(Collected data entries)
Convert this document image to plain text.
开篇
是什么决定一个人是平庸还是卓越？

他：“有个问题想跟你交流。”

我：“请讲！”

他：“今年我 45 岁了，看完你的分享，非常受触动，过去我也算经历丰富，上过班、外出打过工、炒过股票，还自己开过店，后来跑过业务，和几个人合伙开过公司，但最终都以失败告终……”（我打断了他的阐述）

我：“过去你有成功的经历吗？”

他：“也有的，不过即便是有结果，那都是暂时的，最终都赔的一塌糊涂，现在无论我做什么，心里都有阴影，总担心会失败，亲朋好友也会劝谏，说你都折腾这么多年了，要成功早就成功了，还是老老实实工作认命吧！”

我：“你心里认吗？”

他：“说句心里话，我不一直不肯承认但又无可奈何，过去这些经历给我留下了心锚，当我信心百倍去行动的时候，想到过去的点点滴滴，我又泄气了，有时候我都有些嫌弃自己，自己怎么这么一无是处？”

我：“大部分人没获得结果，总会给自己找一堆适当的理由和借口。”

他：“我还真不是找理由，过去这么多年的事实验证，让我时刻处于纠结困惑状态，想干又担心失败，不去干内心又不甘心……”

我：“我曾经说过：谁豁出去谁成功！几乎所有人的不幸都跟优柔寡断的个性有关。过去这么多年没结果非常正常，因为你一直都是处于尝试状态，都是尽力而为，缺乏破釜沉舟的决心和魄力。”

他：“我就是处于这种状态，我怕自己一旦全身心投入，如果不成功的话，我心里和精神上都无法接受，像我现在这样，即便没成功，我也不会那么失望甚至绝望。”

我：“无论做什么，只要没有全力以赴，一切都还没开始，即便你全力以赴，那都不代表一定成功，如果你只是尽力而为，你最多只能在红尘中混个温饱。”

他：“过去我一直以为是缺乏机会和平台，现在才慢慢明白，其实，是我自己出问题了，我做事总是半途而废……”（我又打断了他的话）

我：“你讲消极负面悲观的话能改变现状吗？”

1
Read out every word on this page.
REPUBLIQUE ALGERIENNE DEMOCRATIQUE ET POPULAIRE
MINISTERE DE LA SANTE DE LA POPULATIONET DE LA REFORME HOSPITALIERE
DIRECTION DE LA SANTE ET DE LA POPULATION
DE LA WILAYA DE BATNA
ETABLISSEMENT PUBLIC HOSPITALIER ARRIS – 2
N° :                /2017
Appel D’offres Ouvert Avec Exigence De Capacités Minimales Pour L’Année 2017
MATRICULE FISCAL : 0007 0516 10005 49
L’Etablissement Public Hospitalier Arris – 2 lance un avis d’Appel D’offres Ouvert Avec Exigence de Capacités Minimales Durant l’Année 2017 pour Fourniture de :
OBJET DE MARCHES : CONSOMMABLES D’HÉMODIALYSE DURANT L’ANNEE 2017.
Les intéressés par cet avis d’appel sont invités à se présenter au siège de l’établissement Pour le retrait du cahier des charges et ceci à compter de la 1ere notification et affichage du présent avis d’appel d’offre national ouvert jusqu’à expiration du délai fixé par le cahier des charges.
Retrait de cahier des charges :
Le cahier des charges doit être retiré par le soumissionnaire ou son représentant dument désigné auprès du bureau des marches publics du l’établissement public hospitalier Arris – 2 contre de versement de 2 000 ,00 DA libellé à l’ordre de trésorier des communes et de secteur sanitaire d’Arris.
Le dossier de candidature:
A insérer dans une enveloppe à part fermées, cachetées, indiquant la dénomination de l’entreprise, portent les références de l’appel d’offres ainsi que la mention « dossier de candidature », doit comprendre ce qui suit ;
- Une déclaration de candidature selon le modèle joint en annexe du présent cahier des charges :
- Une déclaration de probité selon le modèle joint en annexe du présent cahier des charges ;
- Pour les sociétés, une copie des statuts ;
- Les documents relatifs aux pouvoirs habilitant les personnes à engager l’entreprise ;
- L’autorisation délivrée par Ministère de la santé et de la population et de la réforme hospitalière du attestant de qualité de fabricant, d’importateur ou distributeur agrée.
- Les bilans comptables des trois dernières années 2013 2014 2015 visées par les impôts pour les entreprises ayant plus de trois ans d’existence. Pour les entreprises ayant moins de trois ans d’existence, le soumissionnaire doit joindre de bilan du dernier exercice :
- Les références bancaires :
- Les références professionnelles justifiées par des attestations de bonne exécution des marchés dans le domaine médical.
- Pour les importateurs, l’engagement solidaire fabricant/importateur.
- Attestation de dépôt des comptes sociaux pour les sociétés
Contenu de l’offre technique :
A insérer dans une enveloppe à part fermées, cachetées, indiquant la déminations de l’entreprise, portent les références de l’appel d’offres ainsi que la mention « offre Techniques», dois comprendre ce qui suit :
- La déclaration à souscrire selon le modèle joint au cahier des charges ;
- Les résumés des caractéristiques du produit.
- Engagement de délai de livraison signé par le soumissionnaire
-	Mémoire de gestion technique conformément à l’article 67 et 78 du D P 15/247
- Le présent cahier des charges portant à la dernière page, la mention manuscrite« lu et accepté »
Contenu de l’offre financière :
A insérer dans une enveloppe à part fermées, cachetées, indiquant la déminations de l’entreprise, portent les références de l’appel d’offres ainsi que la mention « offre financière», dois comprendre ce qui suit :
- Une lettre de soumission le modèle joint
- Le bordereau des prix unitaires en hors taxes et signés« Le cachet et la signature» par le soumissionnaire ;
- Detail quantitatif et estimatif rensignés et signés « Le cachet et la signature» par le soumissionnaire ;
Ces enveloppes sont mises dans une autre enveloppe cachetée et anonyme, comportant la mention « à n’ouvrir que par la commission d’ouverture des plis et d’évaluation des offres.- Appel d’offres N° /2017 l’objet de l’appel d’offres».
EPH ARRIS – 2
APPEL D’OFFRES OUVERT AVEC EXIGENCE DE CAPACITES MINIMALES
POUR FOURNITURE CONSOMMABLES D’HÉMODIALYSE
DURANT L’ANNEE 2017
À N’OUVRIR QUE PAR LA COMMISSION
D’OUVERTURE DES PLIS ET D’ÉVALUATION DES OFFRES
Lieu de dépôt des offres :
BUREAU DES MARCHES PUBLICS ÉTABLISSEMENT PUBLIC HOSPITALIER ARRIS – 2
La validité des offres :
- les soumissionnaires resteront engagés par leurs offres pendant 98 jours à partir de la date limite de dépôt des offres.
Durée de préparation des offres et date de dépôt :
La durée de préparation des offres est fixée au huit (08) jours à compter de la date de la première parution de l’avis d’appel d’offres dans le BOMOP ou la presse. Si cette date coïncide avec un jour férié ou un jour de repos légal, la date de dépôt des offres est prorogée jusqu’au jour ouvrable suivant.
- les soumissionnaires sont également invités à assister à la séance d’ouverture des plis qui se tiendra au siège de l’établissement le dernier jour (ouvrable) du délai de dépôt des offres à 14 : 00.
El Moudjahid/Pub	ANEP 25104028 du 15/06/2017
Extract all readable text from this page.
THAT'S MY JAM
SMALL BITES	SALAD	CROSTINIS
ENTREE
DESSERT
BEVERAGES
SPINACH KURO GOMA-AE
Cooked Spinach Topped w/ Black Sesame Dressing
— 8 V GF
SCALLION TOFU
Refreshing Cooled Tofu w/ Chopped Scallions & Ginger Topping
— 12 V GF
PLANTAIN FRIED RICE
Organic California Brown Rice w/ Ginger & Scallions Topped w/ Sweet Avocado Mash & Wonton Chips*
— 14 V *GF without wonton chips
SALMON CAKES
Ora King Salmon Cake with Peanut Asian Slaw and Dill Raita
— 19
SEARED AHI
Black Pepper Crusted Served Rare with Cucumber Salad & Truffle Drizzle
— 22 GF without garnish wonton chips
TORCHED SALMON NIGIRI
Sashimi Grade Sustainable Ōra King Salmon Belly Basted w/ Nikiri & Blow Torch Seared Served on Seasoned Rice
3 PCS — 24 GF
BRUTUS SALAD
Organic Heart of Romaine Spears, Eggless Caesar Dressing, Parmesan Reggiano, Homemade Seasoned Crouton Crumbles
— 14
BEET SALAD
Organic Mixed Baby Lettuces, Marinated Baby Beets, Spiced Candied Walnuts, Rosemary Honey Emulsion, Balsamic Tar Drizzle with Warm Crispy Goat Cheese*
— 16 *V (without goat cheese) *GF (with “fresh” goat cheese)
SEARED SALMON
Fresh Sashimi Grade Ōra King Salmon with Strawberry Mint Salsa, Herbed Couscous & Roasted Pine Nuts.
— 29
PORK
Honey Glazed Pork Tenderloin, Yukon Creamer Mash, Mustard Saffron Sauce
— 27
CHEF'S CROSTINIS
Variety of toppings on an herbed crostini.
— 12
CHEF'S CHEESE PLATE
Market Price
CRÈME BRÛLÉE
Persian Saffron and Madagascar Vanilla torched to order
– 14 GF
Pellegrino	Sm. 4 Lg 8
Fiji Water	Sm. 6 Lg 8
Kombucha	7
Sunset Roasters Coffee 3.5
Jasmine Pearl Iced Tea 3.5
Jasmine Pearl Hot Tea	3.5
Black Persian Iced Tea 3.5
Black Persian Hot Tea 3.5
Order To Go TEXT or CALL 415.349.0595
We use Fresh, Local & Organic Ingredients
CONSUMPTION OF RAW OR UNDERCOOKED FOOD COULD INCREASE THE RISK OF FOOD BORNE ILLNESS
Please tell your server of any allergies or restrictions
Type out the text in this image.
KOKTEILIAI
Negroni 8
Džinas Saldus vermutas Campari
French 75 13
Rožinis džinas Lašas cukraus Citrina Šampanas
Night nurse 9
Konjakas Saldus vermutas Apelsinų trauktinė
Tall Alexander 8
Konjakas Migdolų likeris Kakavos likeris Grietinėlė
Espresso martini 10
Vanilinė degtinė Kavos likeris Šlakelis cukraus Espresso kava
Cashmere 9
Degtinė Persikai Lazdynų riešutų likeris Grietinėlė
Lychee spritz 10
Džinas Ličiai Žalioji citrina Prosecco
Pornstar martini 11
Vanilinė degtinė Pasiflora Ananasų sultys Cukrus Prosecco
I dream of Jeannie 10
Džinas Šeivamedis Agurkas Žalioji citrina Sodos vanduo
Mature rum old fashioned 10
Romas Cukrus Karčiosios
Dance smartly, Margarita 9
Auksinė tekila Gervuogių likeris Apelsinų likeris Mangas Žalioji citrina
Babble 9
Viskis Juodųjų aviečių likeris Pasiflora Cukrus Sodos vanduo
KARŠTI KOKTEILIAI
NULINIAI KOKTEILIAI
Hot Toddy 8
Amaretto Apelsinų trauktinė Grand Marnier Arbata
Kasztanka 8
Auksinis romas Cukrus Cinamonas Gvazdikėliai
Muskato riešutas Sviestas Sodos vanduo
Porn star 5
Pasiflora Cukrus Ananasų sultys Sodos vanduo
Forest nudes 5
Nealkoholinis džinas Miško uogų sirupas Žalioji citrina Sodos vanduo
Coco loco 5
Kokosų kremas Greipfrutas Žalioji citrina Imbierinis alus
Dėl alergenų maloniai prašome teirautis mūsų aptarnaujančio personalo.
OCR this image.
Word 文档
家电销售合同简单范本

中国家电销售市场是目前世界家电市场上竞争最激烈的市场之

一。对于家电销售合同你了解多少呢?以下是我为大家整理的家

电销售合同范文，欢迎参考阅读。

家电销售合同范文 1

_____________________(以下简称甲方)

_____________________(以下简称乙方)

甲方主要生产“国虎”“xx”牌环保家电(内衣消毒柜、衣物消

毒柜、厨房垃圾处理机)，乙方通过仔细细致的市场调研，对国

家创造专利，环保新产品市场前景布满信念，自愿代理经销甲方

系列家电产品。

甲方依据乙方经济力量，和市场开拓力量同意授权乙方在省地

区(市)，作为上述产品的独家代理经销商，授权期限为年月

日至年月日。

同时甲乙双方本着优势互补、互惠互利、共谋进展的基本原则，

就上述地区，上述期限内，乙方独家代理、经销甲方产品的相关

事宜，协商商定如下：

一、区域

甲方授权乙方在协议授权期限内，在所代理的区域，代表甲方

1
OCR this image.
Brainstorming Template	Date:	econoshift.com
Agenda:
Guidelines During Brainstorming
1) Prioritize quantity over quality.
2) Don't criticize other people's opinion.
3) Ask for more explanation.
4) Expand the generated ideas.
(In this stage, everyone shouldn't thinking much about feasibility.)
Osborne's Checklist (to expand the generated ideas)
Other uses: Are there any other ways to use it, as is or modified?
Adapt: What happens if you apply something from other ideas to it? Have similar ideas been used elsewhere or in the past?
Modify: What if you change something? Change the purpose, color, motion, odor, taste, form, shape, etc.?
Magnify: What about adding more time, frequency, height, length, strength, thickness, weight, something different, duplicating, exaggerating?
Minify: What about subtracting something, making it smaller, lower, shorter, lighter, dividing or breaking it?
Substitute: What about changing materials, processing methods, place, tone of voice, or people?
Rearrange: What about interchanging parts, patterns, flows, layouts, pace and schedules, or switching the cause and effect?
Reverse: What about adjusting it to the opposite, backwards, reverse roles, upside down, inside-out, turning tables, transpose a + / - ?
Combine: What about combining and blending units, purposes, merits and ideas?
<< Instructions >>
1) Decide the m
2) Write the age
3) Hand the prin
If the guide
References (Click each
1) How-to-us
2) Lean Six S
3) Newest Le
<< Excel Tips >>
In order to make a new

#### [Exercise]
Reproduce each line holding the word "Capacités".

#### [Written answer]
Appel D’offres Ouvert Avec Exigence De Capacités Minimales Pour L’Année 2017
L’Etablissement Public Hospitalier Arris – 2 lance un avis d’Appel D’offres Ouvert Avec Exigence de Capacités Minimales Durant l’Année 2017 pour Fourniture de :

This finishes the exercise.